Objective ▸
Copy out each line of the material below with no changes.

Dataset rows ▸
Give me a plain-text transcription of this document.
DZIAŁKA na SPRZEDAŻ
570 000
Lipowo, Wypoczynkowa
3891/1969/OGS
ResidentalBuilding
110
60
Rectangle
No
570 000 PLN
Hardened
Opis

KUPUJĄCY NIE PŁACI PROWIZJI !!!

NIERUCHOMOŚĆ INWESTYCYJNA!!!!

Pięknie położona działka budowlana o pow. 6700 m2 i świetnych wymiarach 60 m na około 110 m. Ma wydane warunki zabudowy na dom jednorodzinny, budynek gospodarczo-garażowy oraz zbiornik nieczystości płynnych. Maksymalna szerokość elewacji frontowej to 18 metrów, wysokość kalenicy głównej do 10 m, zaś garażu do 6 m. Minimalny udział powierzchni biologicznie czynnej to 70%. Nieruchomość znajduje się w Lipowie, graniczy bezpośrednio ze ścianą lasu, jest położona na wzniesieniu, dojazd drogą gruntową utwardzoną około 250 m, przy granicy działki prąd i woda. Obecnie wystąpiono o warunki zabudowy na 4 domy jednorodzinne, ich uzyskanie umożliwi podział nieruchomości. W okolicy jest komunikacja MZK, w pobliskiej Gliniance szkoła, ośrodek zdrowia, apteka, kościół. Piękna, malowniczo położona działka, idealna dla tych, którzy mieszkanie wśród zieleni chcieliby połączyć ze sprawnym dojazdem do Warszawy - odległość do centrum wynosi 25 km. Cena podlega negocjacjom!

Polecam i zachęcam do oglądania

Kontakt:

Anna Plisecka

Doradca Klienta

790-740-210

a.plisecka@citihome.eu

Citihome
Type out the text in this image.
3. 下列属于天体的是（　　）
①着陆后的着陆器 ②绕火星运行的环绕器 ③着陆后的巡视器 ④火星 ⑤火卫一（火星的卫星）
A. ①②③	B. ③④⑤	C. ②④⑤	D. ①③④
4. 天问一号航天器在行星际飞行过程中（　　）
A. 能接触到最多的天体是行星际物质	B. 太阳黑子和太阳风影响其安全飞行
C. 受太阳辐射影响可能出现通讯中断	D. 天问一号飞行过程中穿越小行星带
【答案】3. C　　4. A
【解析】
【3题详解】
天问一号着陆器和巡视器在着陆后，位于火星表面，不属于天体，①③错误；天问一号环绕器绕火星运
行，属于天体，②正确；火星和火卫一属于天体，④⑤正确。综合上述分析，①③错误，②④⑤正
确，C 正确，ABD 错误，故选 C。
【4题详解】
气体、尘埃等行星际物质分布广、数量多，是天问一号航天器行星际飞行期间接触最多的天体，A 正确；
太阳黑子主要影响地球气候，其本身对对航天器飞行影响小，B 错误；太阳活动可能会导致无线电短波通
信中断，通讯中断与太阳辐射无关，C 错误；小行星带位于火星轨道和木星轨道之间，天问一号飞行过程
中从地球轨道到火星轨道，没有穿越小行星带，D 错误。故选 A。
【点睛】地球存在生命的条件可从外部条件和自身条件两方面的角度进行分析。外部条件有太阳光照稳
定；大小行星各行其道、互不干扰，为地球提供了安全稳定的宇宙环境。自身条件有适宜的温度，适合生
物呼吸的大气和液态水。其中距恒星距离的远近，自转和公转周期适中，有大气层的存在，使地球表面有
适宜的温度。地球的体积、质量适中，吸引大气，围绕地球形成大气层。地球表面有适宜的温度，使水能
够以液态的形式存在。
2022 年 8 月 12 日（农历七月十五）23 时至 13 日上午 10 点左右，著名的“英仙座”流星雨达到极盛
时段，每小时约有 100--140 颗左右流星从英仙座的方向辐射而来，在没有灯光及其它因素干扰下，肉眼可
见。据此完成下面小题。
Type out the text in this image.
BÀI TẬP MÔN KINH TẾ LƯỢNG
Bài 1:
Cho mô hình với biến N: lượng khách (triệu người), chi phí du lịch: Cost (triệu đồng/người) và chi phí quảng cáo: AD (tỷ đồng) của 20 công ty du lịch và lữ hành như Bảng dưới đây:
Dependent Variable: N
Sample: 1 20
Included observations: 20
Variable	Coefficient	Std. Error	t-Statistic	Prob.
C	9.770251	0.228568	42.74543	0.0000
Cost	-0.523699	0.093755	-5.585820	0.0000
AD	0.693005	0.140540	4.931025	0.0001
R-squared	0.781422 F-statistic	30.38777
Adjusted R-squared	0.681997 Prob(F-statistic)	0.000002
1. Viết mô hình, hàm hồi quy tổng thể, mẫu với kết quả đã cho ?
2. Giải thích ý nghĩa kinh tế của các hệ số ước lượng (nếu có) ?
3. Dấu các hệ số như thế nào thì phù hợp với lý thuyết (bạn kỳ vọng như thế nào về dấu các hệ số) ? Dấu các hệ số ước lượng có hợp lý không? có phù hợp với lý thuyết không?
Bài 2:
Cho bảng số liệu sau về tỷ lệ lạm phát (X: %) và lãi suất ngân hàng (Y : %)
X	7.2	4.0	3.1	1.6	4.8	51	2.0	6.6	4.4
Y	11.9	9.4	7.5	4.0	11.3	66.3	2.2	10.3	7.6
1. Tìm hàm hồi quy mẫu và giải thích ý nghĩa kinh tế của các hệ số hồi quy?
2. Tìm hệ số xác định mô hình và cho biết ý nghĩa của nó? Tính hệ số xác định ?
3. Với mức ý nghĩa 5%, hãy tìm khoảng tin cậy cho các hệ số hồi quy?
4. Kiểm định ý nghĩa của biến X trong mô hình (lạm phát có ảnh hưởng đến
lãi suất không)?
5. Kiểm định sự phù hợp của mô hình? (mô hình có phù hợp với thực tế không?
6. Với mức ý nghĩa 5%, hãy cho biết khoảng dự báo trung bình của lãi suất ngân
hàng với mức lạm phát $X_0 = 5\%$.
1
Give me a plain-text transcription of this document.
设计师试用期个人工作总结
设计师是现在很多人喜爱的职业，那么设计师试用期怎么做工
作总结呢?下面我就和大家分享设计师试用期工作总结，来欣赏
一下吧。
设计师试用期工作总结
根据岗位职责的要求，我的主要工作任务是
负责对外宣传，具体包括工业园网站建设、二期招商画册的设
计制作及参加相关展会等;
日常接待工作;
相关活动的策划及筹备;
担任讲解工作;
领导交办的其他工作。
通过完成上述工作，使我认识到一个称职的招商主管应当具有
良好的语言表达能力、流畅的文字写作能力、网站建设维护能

Response below ▸
Give me a plain-text transcription of this document.
DZIAŁKA na SPRZEDAŻ
570 000
Lipowo, Wypoczynkowa
3891/1969/OGS
ResidentalBuilding
110
60
Rectangle
No
570 000 PLN
Hardened
Opis

KUPUJĄCY NIE PŁACI PROWIZJI !!!

NIERUCHOMOŚĆ INWESTYCYJNA!!!!

Pięknie położona działka budowlana o pow. 6700 m2 i świetnych wymiarach 60 m na około 110 m. Ma wydane warunki zabudowy na dom jednorodzinny, budynek gospodarczo-garażowy oraz zbiornik nieczystości płynnych. Maksymalna szerokość elewacji frontowej to 18 metrów, wysokość kalenicy głównej do 10 m, zaś garażu do 6 m. Minimalny udział powierzchni biologicznie czynnej to 70%. Nieruchomość znajduje się w Lipowie, graniczy bezpośrednio ze ścianą lasu, jest położona na wzniesieniu, dojazd drogą gruntową utwardzoną około 250 m, przy granicy działki prąd i woda. Obecnie wystąpiono o warunki zabudowy na 4 domy jednorodzinne, ich uzyskanie umożliwi podział nieruchomości. W okolicy jest komunikacja MZK, w pobliskiej Gliniance szkoła, ośrodek zdrowia, apteka, kościół. Piękna, malowniczo położona działka, idealna dla tych, którzy mieszkanie wśród zieleni chcieliby połączyć ze sprawnym dojazdem do Warszawy - odległość do centrum wynosi 25 km. Cena podlega negocjacjom!

Polecam i zachęcam do oglądania

Kontakt:

Anna Plisecka

Doradca Klienta

790-740-210

a.plisecka@citihome.eu

Citihome
Type out the text in this image.
3. 下列属于天体的是（　　）
①着陆后的着陆器 ②绕火星运行的环绕器 ③着陆后的巡视器 ④火星 ⑤火卫一（火星的卫星）
A. ①②③	B. ③④⑤	C. ②④⑤	D. ①③④
4. 天问一号航天器在行星际飞行过程中（　　）
A. 能接触到最多的天体是行星际物质	B. 太阳黑子和太阳风影响其安全飞行
C. 受太阳辐射影响可能出现通讯中断	D. 天问一号飞行过程中穿越小行星带
【答案】3. C　　4. A
【解析】
【3题详解】
天问一号着陆器和巡视器在着陆后，位于火星表面，不属于天体，①③错误；天问一号环绕器绕火星运
行，属于天体，②正确；火星和火卫一属于天体，④⑤正确。综合上述分析，①③错误，②④⑤正
确，C 正确，ABD 错误，故选 C。
【4题详解】
气体、尘埃等行星际物质分布广、数量多，是天问一号航天器行星际飞行期间接触最多的天体，A 正确；
太阳黑子主要影响地球气候，其本身对对航天器飞行影响小，B 错误；太阳活动可能会导致无线电短波通
信中断，通讯中断与太阳辐射无关，C 错误；小行星带位于火星轨道和木星轨道之间，天问一号飞行过程
中从地球轨道到火星轨道，没有穿越小行星带，D 错误。故选 A。
【点睛】地球存在生命的条件可从外部条件和自身条件两方面的角度进行分析。外部条件有太阳光照稳
定；大小行星各行其道、互不干扰，为地球提供了安全稳定的宇宙环境。自身条件有适宜的温度，适合生
物呼吸的大气和液态水。其中距恒星距离的远近，自转和公转周期适中，有大气层的存在，使地球表面有
适宜的温度。地球的体积、质量适中，吸引大气，围绕地球形成大气层。地球表面有适宜的温度，使水能
够以液态的形式存在。
2022 年 8 月 12 日（农历七月十五）23 时至 13 日上午 10 点左右，著名的“英仙座”流星雨达到极盛
时段，每小时约有 100--140 颗左右流星从英仙座的方向辐射而来，在没有灯光及其它因素干扰下，肉眼可
见。据此完成下面小题。
Type out the text in this image.
BÀI TẬP MÔN KINH TẾ LƯỢNG
Bài 1:
Cho mô hình với biến N: lượng khách (triệu người), chi phí du lịch: Cost (triệu đồng/người) và chi phí quảng cáo: AD (tỷ đồng) của 20 công ty du lịch và lữ hành như Bảng dưới đây:
Dependent Variable: N
Sample: 1 20
Included observations: 20
Variable	Coefficient	Std. Error	t-Statistic	Prob.
C	9.770251	0.228568	42.74543	0.0000
Cost	-0.523699	0.093755	-5.585820	0.0000
AD	0.693005	0.140540	4.931025	0.0001
R-squared	0.781422 F-statistic	30.38777
Adjusted R-squared	0.681997 Prob(F-statistic)	0.000002
1. Viết mô hình, hàm hồi quy tổng thể, mẫu với kết quả đã cho ?
2. Giải thích ý nghĩa kinh tế của các hệ số ước lượng (nếu có) ?
3. Dấu các hệ số như thế nào thì phù hợp với lý thuyết (bạn kỳ vọng như thế nào về dấu các hệ số) ? Dấu các hệ số ước lượng có hợp lý không? có phù hợp với lý thuyết không?
Bài 2:
Cho bảng số liệu sau về tỷ lệ lạm phát (X: %) và lãi suất ngân hàng (Y : %)
X	7.2	4.0	3.1	1.6	4.8	51	2.0	6.6	4.4
Y	11.9	9.4	7.5	4.0	11.3	66.3	2.2	10.3	7.6
1. Tìm hàm hồi quy mẫu và giải thích ý nghĩa kinh tế của các hệ số hồi quy?
2. Tìm hệ số xác định mô hình và cho biết ý nghĩa của nó? Tính hệ số xác định ?
3. Với mức ý nghĩa 5%, hãy tìm khoảng tin cậy cho các hệ số hồi quy?
4. Kiểm định ý nghĩa của biến X trong mô hình (lạm phát có ảnh hưởng đến
lãi suất không)?
5. Kiểm định sự phù hợp của mô hình? (mô hình có phù hợp với thực tế không?
6. Với mức ý nghĩa 5%, hãy cho biết khoảng dự báo trung bình của lãi suất ngân
hàng với mức lạm phát $X_0 = 5\%$.
1
Give me a plain-text transcription of this document.
设计师试用期个人工作总结
设计师是现在很多人喜爱的职业，那么设计师试用期怎么做工
作总结呢?下面我就和大家分享设计师试用期工作总结，来欣赏
一下吧。
设计师试用期工作总结
根据岗位职责的要求，我的主要工作任务是
负责对外宣传，具体包括工业园网站建设、二期招商画册的设
计制作及参加相关展会等;
日常接待工作;
相关活动的策划及筹备;
担任讲解工作;
领导交办的其他工作。
通过完成上述工作，使我认识到一个称职的招商主管应当具有
良好的语言表达能力、流畅的文字写作能力、网站建设维护能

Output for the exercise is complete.